Records supplied =>
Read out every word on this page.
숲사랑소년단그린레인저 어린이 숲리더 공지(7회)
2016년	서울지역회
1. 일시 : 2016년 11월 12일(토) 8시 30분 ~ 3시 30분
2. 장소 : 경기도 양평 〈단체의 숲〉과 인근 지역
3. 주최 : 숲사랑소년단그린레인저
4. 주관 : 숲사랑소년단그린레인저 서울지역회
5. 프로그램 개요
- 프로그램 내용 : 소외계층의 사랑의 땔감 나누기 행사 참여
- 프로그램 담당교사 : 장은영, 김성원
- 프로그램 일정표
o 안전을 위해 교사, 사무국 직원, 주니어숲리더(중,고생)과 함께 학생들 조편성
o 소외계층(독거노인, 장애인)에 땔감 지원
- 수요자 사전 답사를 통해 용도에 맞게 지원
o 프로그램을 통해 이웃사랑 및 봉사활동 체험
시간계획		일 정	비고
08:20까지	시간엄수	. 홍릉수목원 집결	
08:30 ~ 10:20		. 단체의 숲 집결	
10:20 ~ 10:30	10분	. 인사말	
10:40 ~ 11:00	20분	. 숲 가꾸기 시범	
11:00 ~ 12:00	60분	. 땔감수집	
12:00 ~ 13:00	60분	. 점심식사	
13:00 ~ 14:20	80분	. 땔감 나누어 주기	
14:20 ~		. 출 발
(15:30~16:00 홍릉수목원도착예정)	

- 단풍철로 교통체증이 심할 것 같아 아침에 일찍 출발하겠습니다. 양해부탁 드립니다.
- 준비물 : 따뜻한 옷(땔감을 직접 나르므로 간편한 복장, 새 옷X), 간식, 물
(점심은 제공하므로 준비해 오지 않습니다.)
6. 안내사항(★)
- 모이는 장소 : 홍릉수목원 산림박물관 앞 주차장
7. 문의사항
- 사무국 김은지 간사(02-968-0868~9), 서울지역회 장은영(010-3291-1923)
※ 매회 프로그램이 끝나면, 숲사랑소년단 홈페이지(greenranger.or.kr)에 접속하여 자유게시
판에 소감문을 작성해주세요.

Exercise task =>
Every record above must be duplicated exactly.

Written solution =>
Read out every word on this page.
숲사랑소년단그린레인저 어린이 숲리더 공지(7회)
2016년	서울지역회
1. 일시 : 2016년 11월 12일(토) 8시 30분 ~ 3시 30분
2. 장소 : 경기도 양평 〈단체의 숲〉과 인근 지역
3. 주최 : 숲사랑소년단그린레인저
4. 주관 : 숲사랑소년단그린레인저 서울지역회
5. 프로그램 개요
- 프로그램 내용 : 소외계층의 사랑의 땔감 나누기 행사 참여
- 프로그램 담당교사 : 장은영, 김성원
- 프로그램 일정표
o 안전을 위해 교사, 사무국 직원, 주니어숲리더(중,고생)과 함께 학생들 조편성
o 소외계층(독거노인, 장애인)에 땔감 지원
- 수요자 사전 답사를 통해 용도에 맞게 지원
o 프로그램을 통해 이웃사랑 및 봉사활동 체험
시간계획		일 정	비고
08:20까지	시간엄수	. 홍릉수목원 집결	
08:30 ~ 10:20		. 단체의 숲 집결	
10:20 ~ 10:30	10분	. 인사말	
10:40 ~ 11:00	20분	. 숲 가꾸기 시범	
11:00 ~ 12:00	60분	. 땔감수집	
12:00 ~ 13:00	60분	. 점심식사	
13:00 ~ 14:20	80분	. 땔감 나누어 주기	
14:20 ~		. 출 발
(15:30~16:00 홍릉수목원도착예정)	

- 단풍철로 교통체증이 심할 것 같아 아침에 일찍 출발하겠습니다. 양해부탁 드립니다.
- 준비물 : 따뜻한 옷(땔감을 직접 나르므로 간편한 복장, 새 옷X), 간식, 물
(점심은 제공하므로 준비해 오지 않습니다.)
6. 안내사항(★)
- 모이는 장소 : 홍릉수목원 산림박물관 앞 주차장
7. 문의사항
- 사무국 김은지 간사(02-968-0868~9), 서울지역회 장은영(010-3291-1923)
※ 매회 프로그램이 끝나면, 숲사랑소년단 홈페이지(greenranger.or.kr)에 접속하여 자유게시
판에 소감문을 작성해주세요.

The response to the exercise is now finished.